Locate every line in the records below that contains the word "nhận", and copy each one.

====== TASK INPUT ======

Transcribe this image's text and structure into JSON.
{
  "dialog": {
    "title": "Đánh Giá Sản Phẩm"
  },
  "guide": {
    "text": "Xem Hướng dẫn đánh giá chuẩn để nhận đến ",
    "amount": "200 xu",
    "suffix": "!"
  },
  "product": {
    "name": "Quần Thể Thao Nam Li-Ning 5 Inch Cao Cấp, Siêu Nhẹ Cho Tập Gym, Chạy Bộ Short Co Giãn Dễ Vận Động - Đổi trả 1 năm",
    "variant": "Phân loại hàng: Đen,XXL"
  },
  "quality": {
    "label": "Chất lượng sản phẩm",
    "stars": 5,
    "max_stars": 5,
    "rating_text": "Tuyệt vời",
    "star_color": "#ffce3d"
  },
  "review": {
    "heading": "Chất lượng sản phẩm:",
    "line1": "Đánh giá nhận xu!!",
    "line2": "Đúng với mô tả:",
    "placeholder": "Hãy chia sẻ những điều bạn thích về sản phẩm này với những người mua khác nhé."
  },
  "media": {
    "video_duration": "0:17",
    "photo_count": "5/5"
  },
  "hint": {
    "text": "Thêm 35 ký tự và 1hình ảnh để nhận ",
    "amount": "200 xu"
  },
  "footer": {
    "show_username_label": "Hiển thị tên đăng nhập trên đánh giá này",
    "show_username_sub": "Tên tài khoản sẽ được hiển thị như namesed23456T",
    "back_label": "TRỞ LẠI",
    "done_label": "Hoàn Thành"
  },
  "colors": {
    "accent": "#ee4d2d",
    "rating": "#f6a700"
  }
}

======

> [TASK SOLUTION]:
    "text": "Xem Hướng dẫn đánh giá chuẩn để nhận đến ",
    "line1": "Đánh giá nhận xu!!",
    "text": "Thêm 35 ký tự và 1hình ảnh để nhận ",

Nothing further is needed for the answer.